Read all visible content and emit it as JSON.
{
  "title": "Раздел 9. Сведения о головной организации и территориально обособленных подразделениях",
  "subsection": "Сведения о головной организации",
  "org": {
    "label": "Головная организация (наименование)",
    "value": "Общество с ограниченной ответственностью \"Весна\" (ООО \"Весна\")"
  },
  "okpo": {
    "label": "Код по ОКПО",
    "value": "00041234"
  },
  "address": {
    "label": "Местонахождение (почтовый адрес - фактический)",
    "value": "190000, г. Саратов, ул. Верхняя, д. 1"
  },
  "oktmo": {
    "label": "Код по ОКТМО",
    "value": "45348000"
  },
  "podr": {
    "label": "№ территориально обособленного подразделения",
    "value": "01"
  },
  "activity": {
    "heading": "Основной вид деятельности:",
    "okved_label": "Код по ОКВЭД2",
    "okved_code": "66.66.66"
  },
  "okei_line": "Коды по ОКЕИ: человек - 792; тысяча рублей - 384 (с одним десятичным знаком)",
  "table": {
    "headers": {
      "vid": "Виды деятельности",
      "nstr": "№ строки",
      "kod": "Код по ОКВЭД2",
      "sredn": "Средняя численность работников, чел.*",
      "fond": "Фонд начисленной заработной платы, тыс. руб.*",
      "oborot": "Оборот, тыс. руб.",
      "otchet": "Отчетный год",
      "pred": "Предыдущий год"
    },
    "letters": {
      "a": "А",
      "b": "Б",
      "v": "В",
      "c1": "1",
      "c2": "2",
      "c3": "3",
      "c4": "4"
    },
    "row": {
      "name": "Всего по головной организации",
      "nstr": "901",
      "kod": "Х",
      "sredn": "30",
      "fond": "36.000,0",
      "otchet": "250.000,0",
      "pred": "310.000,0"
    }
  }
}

Exercise objective:
Where a line of the entries contains the word "деятельности", copy that line.

Result of the exercise:
    "heading": "Основной вид деятельности:",
      "vid": "Виды деятельности",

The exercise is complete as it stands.